-- START --

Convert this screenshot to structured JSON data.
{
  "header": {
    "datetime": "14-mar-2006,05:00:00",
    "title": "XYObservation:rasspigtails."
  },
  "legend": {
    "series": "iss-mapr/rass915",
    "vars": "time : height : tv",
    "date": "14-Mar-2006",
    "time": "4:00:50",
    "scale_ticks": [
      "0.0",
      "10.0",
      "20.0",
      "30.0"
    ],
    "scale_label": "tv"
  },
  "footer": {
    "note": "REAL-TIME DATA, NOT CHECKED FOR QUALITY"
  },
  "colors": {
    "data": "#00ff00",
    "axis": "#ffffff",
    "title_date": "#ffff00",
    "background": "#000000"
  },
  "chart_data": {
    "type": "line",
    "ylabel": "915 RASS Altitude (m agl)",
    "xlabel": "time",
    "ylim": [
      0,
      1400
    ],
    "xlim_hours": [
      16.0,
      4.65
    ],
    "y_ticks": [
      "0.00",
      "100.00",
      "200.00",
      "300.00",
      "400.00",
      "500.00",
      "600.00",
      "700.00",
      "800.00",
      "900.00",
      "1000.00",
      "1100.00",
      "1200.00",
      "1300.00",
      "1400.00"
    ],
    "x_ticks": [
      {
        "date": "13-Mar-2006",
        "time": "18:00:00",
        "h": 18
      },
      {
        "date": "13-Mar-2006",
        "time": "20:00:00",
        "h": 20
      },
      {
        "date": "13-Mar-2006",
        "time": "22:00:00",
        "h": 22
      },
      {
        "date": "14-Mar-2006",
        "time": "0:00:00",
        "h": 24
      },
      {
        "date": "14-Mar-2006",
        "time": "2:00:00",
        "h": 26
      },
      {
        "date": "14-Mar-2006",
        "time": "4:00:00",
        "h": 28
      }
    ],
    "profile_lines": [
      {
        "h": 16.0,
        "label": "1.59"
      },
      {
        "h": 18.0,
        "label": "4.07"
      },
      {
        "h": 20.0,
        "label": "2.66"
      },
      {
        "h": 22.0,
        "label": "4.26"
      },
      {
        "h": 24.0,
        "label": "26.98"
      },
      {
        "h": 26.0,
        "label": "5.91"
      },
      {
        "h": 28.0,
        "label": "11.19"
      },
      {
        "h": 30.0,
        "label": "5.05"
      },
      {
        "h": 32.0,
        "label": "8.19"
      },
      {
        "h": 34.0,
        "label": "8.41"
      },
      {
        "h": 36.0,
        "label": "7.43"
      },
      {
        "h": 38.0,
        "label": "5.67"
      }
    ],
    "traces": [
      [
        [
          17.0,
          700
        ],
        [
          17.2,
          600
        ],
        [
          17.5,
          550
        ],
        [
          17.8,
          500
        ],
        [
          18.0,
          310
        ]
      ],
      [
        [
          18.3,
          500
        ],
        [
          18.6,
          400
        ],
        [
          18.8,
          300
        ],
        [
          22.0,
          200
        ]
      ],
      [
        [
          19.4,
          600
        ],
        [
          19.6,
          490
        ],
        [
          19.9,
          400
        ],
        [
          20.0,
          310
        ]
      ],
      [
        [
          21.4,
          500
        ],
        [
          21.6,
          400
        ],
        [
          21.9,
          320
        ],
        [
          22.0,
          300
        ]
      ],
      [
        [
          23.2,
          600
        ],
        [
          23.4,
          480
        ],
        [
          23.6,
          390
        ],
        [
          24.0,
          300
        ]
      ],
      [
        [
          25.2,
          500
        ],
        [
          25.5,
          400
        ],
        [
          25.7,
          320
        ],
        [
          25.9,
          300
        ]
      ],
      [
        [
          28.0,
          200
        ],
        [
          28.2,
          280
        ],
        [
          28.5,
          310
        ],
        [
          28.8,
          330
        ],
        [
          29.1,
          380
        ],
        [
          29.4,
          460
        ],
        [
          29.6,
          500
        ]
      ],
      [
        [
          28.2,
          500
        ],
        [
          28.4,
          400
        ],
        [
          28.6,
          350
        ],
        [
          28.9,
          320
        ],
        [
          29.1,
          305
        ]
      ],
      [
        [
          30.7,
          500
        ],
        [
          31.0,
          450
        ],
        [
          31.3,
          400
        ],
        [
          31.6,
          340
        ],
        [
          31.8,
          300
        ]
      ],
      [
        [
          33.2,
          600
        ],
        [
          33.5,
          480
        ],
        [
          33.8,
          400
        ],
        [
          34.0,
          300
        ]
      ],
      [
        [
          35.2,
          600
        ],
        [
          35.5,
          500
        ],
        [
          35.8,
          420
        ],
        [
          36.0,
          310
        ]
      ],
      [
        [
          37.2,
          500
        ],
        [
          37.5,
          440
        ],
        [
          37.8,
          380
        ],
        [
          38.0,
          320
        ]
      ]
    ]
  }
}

-- END --

Given task:
From the records above, extract every entry verbatim.

Result for this exercise:
Convert this screenshot to structured JSON data.
{
  "header": {
    "datetime": "14-mar-2006,05:00:00",
    "title": "XYObservation:rasspigtails."
  },
  "legend": {
    "series": "iss-mapr/rass915",
    "vars": "time : height : tv",
    "date": "14-Mar-2006",
    "time": "4:00:50",
    "scale_ticks": [
      "0.0",
      "10.0",
      "20.0",
      "30.0"
    ],
    "scale_label": "tv"
  },
  "footer": {
    "note": "REAL-TIME DATA, NOT CHECKED FOR QUALITY"
  },
  "colors": {
    "data": "#00ff00",
    "axis": "#ffffff",
    "title_date": "#ffff00",
    "background": "#000000"
  },
  "chart_data": {
    "type": "line",
    "ylabel": "915 RASS Altitude (m agl)",
    "xlabel": "time",
    "ylim": [
      0,
      1400
    ],
    "xlim_hours": [
      16.0,
      4.65
    ],
    "y_ticks": [
      "0.00",
      "100.00",
      "200.00",
      "300.00",
      "400.00",
      "500.00",
      "600.00",
      "700.00",
      "800.00",
      "900.00",
      "1000.00",
      "1100.00",
      "1200.00",
      "1300.00",
      "1400.00"
    ],
    "x_ticks": [
      {
        "date": "13-Mar-2006",
        "time": "18:00:00",
        "h": 18
      },
      {
        "date": "13-Mar-2006",
        "time": "20:00:00",
        "h": 20
      },
      {
        "date": "13-Mar-2006",
        "time": "22:00:00",
        "h": 22
      },
      {
        "date": "14-Mar-2006",
        "time": "0:00:00",
        "h": 24
      },
      {
        "date": "14-Mar-2006",
        "time": "2:00:00",
        "h": 26
      },
      {
        "date": "14-Mar-2006",
        "time": "4:00:00",
        "h": 28
      }
    ],
    "profile_lines": [
      {
        "h": 16.0,
        "label": "1.59"
      },
      {
        "h": 18.0,
        "label": "4.07"
      },
      {
        "h": 20.0,
        "label": "2.66"
      },
      {
        "h": 22.0,
        "label": "4.26"
      },
      {
        "h": 24.0,
        "label": "26.98"
      },
      {
        "h": 26.0,
        "label": "5.91"
      },
      {
        "h": 28.0,
        "label": "11.19"
      },
      {
        "h": 30.0,
        "label": "5.05"
      },
      {
        "h": 32.0,
        "label": "8.19"
      },
      {
        "h": 34.0,
        "label": "8.41"
      },
      {
        "h": 36.0,
        "label": "7.43"
      },
      {
        "h": 38.0,
        "label": "5.67"
      }
    ],
    "traces": [
      [
        [
          17.0,
          700
        ],
        [
          17.2,
          600
        ],
        [
          17.5,
          550
        ],
        [
          17.8,
          500
        ],
        [
          18.0,
          310
        ]
      ],
      [
        [
          18.3,
          500
        ],
        [
          18.6,
          400
        ],
        [
          18.8,
          300
        ],
        [
          22.0,
          200
        ]
      ],
      [
        [
          19.4,
          600
        ],
        [
          19.6,
          490
        ],
        [
          19.9,
          400
        ],
        [
          20.0,
          310
        ]
      ],
      [
        [
          21.4,
          500
        ],
        [
          21.6,
          400
        ],
        [
          21.9,
          320
        ],
        [
          22.0,
          300
        ]
      ],
      [
        [
          23.2,
          600
        ],
        [
          23.4,
          480
        ],
        [
          23.6,
          390
        ],
        [
          24.0,
          300
        ]
      ],
      [
        [
          25.2,
          500
        ],
        [
          25.5,
          400
        ],
        [
          25.7,
          320
        ],
        [
          25.9,
          300
        ]
      ],
      [
        [
          28.0,
          200
        ],
        [
          28.2,
          280
        ],
        [
          28.5,
          310
        ],
        [
          28.8,
          330
        ],
        [
          29.1,
          380
        ],
        [
          29.4,
          460
        ],
        [
          29.6,
          500
        ]
      ],
      [
        [
          28.2,
          500
        ],
        [
          28.4,
          400
        ],
        [
          28.6,
          350
        ],
        [
          28.9,
          320
        ],
        [
          29.1,
          305
        ]
      ],
      [
        [
          30.7,
          500
        ],
        [
          31.0,
          450
        ],
        [
          31.3,
          400
        ],
        [
          31.6,
          340
        ],
        [
          31.8,
          300
        ]
      ],
      [
        [
          33.2,
          600
        ],
        [
          33.5,
          480
        ],
        [
          33.8,
          400
        ],
        [
          34.0,
          300
        ]
      ],
      [
        [
          35.2,
          600
        ],
        [
          35.5,
          500
        ],
        [
          35.8,
          420
        ],
        [
          36.0,
          310
        ]
      ],
      [
        [
          37.2,
          500
        ],
        [
          37.5,
          440
        ],
        [
          37.8,
          380
        ],
        [
          38.0,
          320
        ]
      ]
    ]
  }
}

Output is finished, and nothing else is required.